Stored items from a collection
-- Opening Marker --

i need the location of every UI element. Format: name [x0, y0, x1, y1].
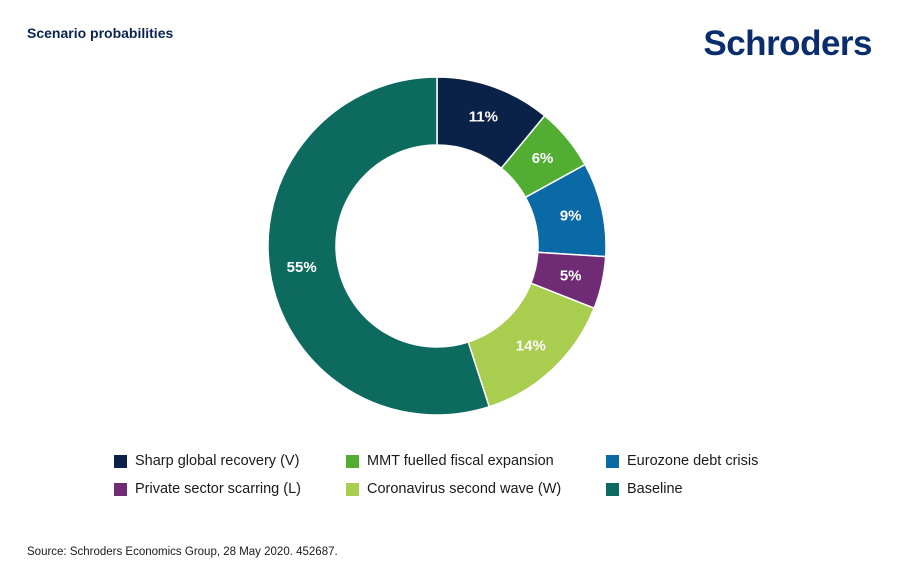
legend-swatch: [606, 482, 619, 496]
slice-label-5: 55%: [287, 259, 317, 276]
legend-swatch: [114, 482, 127, 496]
legend-item-baseline: Baseline: [606, 481, 683, 497]
chart-title: Scenario probabilities: [27, 25, 174, 41]
legend-label: Eurozone debt crisis: [627, 453, 759, 469]
source-note: Source: Schroders Economics Group, 28 Ma…: [27, 546, 338, 558]
donut-chart: 11% 6% 9% 5% 14% 55%: [267, 76, 607, 416]
legend-item-coronavirus-second-wave: Coronavirus second wave (W): [346, 481, 561, 497]
legend-label: MMT fuelled fiscal expansion: [367, 453, 554, 469]
schroders-logo: Schroders: [703, 24, 872, 63]
legend-item-mmt-fiscal-expansion: MMT fuelled fiscal expansion: [346, 453, 554, 469]
legend-label: Baseline: [627, 481, 683, 497]
legend-swatch: [114, 454, 127, 468]
legend-item-sharp-global-recovery: Sharp global recovery (V): [114, 453, 299, 469]
donut-slice-5: [267, 76, 491, 416]
slice-label-1: 6%: [532, 150, 554, 167]
legend-label: Coronavirus second wave (W): [367, 481, 562, 497]
legend-swatch: [346, 454, 359, 468]
slice-label-3: 5%: [560, 267, 582, 284]
slice-label-0: 11%: [469, 109, 498, 126]
slice-label-2: 9%: [560, 208, 582, 225]
legend-label: Private sector scarring (L): [135, 481, 301, 497]
legend-item-private-sector-scarring: Private sector scarring (L): [114, 481, 301, 497]
legend-swatch: [606, 454, 619, 468]
legend-item-eurozone-debt-crisis: Eurozone debt crisis: [606, 453, 758, 469]
legend-swatch: [346, 482, 359, 496]
legend-label: Sharp global recovery (V): [135, 453, 300, 469]
slice-label-4: 14%: [516, 337, 546, 354]
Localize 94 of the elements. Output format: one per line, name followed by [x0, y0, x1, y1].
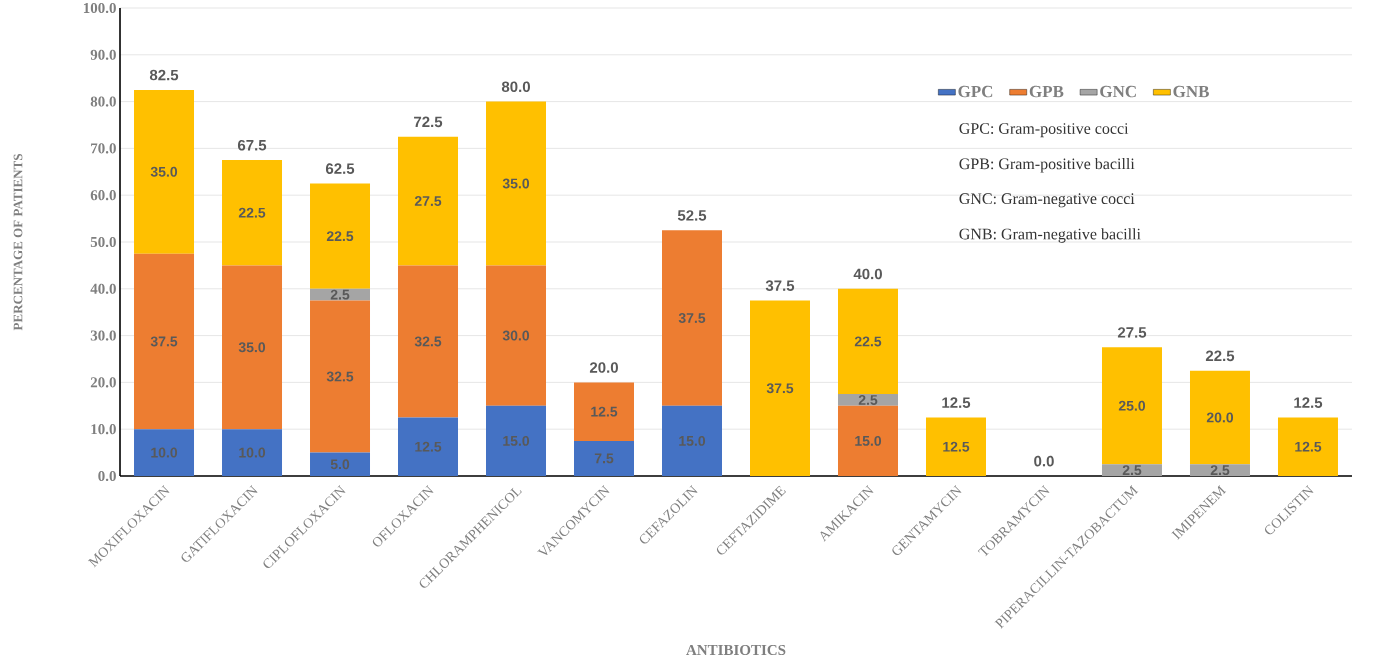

-- Closing Marker --

What you have to do: Here the job is to repeat the entries verbatim while leaving all pictures out.

Reply to the task:
i need the location of every UI element. Format: name [x0, y0, x1, y1].
legend-swatch: [606, 482, 619, 496]
slice-label-5: 55%: [287, 259, 317, 276]
legend-swatch: [114, 482, 127, 496]
legend-item-baseline: Baseline: [606, 481, 683, 497]
chart-title: Scenario probabilities: [27, 25, 174, 41]
legend-label: Eurozone debt crisis: [627, 453, 759, 469]
source-note: Source: Schroders Economics Group, 28 Ma…: [27, 546, 338, 558]
donut-chart: 11% 6% 9% 5% 14% 55%: [267, 76, 607, 416]
legend-item-coronavirus-second-wave: Coronavirus second wave (W): [346, 481, 561, 497]
legend-label: MMT fuelled fiscal expansion: [367, 453, 554, 469]
schroders-logo: Schroders: [703, 24, 872, 63]
legend-item-mmt-fiscal-expansion: MMT fuelled fiscal expansion: [346, 453, 554, 469]
legend-label: Baseline: [627, 481, 683, 497]
legend-swatch: [114, 454, 127, 468]
legend-item-sharp-global-recovery: Sharp global recovery (V): [114, 453, 299, 469]
donut-slice-5: [267, 76, 491, 416]
slice-label-1: 6%: [532, 150, 554, 167]
legend-label: Coronavirus second wave (W): [367, 481, 562, 497]
legend-swatch: [346, 454, 359, 468]
slice-label-3: 5%: [560, 267, 582, 284]
slice-label-0: 11%: [469, 109, 498, 126]
slice-label-2: 9%: [560, 208, 582, 225]
legend-label: Private sector scarring (L): [135, 481, 301, 497]
legend-item-private-sector-scarring: Private sector scarring (L): [114, 481, 301, 497]
legend-swatch: [606, 454, 619, 468]
legend-item-eurozone-debt-crisis: Eurozone debt crisis: [606, 453, 758, 469]
legend-swatch: [346, 482, 359, 496]
legend-label: Sharp global recovery (V): [135, 453, 300, 469]
slice-label-4: 14%: [516, 337, 546, 354]
Localize 94 of the elements. Output format: one per line, name followed by [x0, y0, x1, y1].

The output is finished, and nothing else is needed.